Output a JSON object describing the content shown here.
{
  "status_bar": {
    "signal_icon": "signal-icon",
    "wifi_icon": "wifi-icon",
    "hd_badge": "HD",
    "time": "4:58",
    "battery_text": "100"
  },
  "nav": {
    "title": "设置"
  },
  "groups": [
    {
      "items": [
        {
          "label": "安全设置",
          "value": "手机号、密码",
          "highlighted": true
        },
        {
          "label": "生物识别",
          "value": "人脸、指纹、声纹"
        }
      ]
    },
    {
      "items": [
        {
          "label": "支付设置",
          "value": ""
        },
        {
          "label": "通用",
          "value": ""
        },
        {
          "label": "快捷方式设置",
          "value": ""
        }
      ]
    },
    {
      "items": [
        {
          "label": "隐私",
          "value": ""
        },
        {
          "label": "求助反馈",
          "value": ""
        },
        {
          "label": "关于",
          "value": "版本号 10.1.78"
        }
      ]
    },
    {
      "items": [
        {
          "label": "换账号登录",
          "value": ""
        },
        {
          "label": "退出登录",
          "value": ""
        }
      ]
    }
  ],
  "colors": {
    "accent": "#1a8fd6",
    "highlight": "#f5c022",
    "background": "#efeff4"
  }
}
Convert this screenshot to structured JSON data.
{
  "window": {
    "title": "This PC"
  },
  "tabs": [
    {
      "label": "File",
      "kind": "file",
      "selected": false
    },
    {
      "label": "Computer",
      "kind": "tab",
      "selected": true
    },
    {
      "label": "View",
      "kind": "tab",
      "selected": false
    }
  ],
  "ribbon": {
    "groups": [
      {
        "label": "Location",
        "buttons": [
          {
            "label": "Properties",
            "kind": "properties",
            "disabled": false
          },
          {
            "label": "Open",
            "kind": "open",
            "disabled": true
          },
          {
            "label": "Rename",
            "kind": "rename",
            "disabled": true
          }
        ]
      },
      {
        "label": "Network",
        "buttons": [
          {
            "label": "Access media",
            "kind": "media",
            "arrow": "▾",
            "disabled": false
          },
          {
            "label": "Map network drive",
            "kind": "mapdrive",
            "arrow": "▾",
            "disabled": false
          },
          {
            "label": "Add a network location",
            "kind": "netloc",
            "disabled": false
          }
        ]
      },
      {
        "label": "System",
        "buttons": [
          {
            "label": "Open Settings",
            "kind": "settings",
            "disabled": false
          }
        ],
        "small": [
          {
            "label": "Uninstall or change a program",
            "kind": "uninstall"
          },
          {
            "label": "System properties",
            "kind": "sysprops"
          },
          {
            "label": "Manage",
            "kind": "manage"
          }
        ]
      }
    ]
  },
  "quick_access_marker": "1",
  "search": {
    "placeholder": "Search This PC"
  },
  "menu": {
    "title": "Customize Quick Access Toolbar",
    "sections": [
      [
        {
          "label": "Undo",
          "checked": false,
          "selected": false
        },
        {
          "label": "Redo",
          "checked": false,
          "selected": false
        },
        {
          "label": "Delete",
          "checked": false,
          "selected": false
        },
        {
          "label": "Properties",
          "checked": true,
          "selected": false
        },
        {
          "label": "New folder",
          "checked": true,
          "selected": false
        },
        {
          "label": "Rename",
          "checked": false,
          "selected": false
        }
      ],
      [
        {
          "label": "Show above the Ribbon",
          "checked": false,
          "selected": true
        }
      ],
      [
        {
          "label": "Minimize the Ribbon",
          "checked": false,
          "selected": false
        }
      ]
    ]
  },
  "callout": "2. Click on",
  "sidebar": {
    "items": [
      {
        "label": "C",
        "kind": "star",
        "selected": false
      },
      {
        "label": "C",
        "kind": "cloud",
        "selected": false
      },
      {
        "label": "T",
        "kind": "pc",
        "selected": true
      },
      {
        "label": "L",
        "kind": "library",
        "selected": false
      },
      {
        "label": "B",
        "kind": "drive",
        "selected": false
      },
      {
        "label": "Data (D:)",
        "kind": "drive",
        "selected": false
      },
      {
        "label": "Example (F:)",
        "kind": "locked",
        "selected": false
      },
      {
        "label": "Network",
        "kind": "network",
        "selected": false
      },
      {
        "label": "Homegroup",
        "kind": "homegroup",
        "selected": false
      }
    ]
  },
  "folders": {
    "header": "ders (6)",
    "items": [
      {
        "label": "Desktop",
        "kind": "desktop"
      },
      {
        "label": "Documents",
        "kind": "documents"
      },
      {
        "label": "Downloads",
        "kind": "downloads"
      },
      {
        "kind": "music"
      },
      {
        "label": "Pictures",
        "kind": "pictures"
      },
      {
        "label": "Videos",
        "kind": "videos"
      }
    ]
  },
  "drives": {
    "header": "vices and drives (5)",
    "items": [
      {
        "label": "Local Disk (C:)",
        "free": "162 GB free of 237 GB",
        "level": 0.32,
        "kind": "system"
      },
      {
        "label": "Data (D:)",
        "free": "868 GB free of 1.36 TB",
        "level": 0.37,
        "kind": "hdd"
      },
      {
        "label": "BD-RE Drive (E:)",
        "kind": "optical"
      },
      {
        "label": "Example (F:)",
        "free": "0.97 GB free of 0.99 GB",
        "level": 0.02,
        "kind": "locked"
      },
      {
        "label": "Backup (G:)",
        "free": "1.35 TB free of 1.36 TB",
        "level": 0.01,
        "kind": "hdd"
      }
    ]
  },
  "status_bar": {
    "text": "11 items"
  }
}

------

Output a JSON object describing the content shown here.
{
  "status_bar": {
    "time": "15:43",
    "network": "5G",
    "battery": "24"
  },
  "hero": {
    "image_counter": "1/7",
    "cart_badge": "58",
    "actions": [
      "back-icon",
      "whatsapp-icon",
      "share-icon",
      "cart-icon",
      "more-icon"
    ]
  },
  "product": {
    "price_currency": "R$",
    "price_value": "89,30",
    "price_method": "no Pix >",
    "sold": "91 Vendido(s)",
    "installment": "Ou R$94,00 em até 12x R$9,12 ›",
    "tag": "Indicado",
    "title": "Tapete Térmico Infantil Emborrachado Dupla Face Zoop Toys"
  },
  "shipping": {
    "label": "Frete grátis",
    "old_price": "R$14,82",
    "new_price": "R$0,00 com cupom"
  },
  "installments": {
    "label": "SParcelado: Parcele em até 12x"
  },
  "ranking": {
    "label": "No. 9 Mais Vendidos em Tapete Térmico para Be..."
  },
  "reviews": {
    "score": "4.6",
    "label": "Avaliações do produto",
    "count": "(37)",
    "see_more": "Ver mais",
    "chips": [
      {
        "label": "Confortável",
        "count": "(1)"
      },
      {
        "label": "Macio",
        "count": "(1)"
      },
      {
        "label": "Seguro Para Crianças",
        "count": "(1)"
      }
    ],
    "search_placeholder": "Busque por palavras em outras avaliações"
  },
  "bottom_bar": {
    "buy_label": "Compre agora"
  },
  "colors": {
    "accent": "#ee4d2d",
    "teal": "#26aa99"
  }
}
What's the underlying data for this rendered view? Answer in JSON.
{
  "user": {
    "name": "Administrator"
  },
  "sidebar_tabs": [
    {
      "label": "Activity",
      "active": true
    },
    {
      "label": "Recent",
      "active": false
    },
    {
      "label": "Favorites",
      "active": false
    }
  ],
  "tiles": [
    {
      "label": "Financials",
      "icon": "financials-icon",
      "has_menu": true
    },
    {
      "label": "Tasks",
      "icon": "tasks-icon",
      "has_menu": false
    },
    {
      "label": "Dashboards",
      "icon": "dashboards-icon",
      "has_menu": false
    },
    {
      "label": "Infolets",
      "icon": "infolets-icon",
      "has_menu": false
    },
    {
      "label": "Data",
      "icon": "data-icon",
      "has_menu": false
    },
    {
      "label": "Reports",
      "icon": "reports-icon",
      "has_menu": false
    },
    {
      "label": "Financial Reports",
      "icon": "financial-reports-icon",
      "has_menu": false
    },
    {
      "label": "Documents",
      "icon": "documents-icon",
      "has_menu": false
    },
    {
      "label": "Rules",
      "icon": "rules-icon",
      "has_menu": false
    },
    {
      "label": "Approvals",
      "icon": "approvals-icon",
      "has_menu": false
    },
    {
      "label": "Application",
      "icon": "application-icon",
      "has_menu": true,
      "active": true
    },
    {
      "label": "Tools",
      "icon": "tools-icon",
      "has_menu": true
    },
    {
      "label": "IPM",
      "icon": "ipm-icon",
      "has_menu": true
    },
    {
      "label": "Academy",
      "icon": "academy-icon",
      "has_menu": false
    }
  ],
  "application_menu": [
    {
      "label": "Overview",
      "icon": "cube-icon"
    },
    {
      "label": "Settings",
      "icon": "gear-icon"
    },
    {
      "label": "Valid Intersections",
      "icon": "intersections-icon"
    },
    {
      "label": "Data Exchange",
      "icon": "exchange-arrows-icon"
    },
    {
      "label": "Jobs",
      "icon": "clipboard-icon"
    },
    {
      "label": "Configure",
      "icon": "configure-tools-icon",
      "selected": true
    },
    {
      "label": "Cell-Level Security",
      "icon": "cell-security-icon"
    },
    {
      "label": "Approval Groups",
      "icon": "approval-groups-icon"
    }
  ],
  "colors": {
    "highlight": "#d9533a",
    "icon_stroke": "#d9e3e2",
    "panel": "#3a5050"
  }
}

------

Written request.
Copy out every line of the listing that includes the string "title".

Solution.
    "title": "设置"
    "title": "This PC"
    "title": "Customize Quick Access Toolbar",
    "title": "Tapete Térmico Infantil Emborrachado Dupla Face Zoop Toys"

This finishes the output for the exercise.